SUPPLIED PASSAGE
--- begin ---

I had good days with it. I tried to solve some fights between multiple authors. I had strange things happen. Sparse once told me that he wrote something for Sports Illustrated, in which he talked about someone named Reginald Cauchois I think was the name – who had once deigned to use a live nymph. Mostly he was a dry fly fisherman. And Sports Illustrated, without checking, got pretty good checkers, they had run it, the copy editor said, what is an olive nymph, I’ve never heard of such a thing, and changed it to live nymph. And for fly fishermen, fishing with a live nymph is ten times worse. Sparse said it was the most libelous change of one letter in the history of the English language. And he never wrote for Sports Illustrated again. He was a man of great principle.
I had some very pleasant, funny, interesting, great friendships that came from it. I had the pleasure of developing really a very, a list that I was very proud of. I had books that I missed, that I won’t tell you about today. But that happens also. And then I sold the business, and the people that took it over did not work well with some of the fly fishers, and they went to other places. That old list was dispersed. I think there’s very little of it left. Though there’s still a Lyons Press, that’s owned by a company in Maryland. At any rate, I’ve chatted on very fast, said everything I know about fishing, or that I can remember. There are lots of stories that I have in these various books. Is there any, have I gone on too long?
Beth: No, not at all.

--- end ---

WHAT TO DO
[1] Transcribe the reminiscence about publishing fly-fishing books, reproducing everything from "I had good days" down to "of great principle.".
[2] Pick up the reminiscence about publishing fly-fishing books after its final line and continue it.

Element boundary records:

--- begin ---

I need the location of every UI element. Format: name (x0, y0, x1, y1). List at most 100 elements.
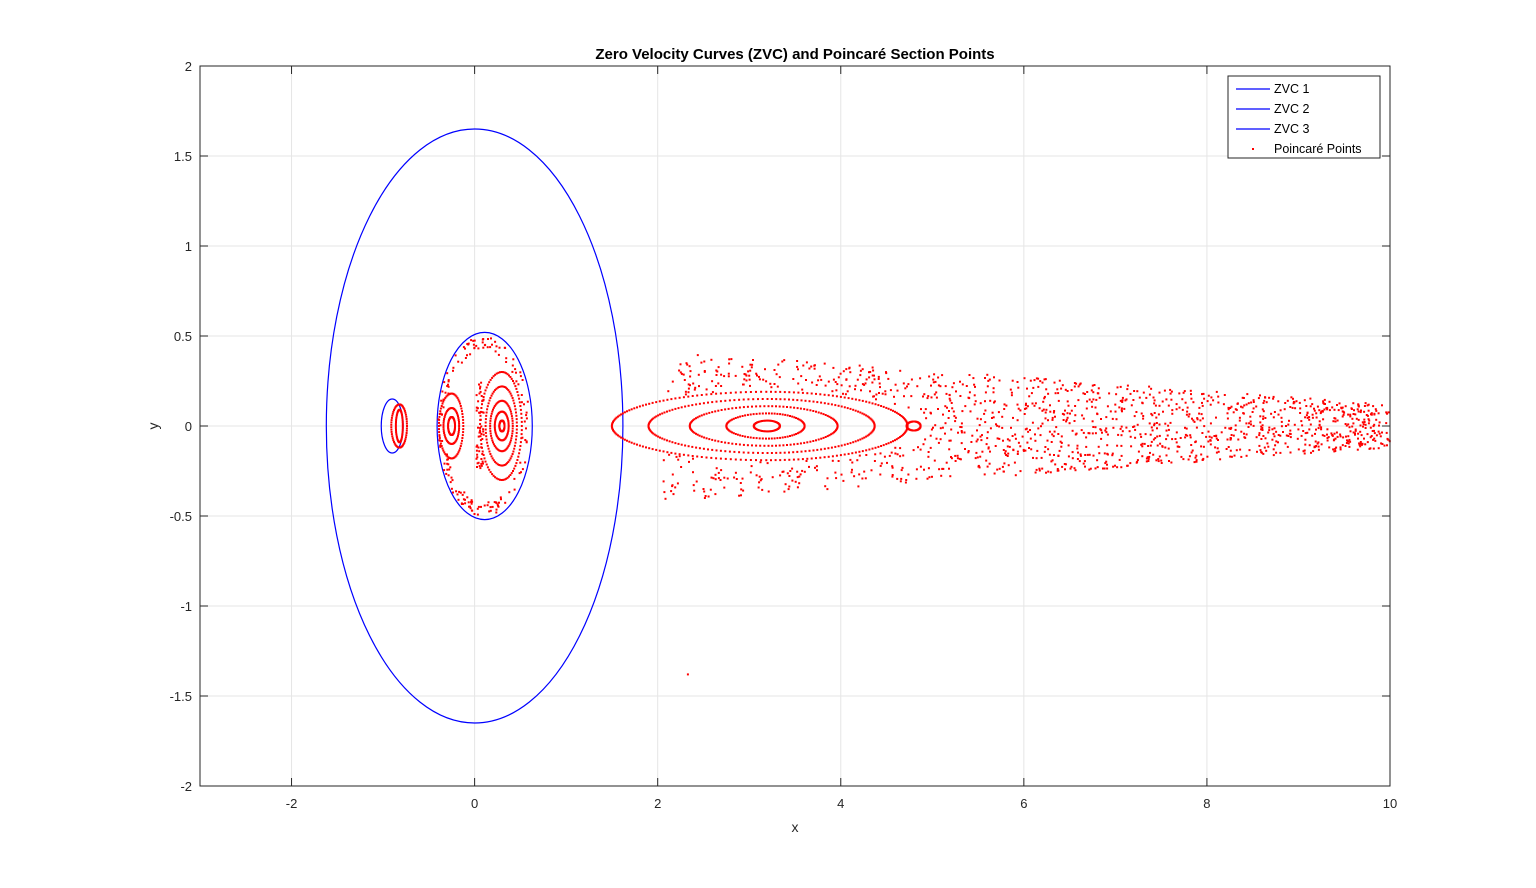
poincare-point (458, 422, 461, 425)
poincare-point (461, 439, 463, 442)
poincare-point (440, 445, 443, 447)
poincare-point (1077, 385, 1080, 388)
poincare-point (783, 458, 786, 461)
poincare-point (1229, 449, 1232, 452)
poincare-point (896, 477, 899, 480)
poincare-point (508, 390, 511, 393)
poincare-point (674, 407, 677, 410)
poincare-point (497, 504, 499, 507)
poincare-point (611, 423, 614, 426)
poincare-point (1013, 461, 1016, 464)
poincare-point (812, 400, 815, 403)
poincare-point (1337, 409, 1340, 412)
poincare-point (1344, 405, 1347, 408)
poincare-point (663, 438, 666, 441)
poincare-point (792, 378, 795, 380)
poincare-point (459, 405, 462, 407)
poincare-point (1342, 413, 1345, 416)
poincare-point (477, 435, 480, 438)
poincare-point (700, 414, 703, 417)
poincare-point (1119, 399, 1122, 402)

--- end ---

RESULTS OF THE EXERCISE
[1]
I had good days with it. I tried to solve some fights between multiple authors. I had strange things happen. Sparse once told me that he wrote something for Sports Illustrated, in which he talked about someone named Reginald Cauchois I think was the name – who had once deigned to use a live nymph. Mostly he was a dry fly fisherman. And Sports Illustrated, without checking, got pretty good checkers, they had run it, the copy editor said, what is an olive nymph, I’ve never heard of such a thing, and changed it to live nymph. And for fly fishermen, fishing with a live nymph is ten times worse. Sparse said it was the most libelous change of one letter in the history of the English language. And he never wrote for Sports Illustrated again. He was a man of great principle.

[2]
Nick: Or too little. I can go on for hours. Now that I see that my memory works enough, to go back to my sixth year, I can go on for somewhat longer. I remember Ed Ostapczuk writing me a letter that I didn’t understand his Esopus well enough in those days, but I would take, you know, I’d race off from my four children in Woodstock, and my wife, leaving them alone with them, or the two babysitters, and the portal would be on. And I didn’t know how to get information on it. So I said I’d had an erratic relationship to it. I once dropped a good English bamboo rod by a man named Dennis Bailey, into the Esopus, coming out of it after dark. I always fished late. I had the rod tucked under my arm, must have, it must have fallen out. So I got to the bank, and there was no rod. And it was a little turbid then, a little chalky. I went back the next day and kicked around at that spot, it’s just upstream of the Emerson inn, where the railroad is now parked all the time, which I like to fish, and found the rod. Very generous to me that day. But I love the Esopus. There is one great story that some of you, most of you probably know, called In Praise of Trout- and Also Me, about, by Paul O’Neil, whose son now writes a lot, that’s distributed here, which is a wonderful, wonderful story. One of the best of the fishing stories, I think. Anything I can talk about that you’d like, you want to know? Are you all holding fishing stories that you want to publish?
Ryan Kakeh (audience): What’s your proudest story/work revolving around fishing?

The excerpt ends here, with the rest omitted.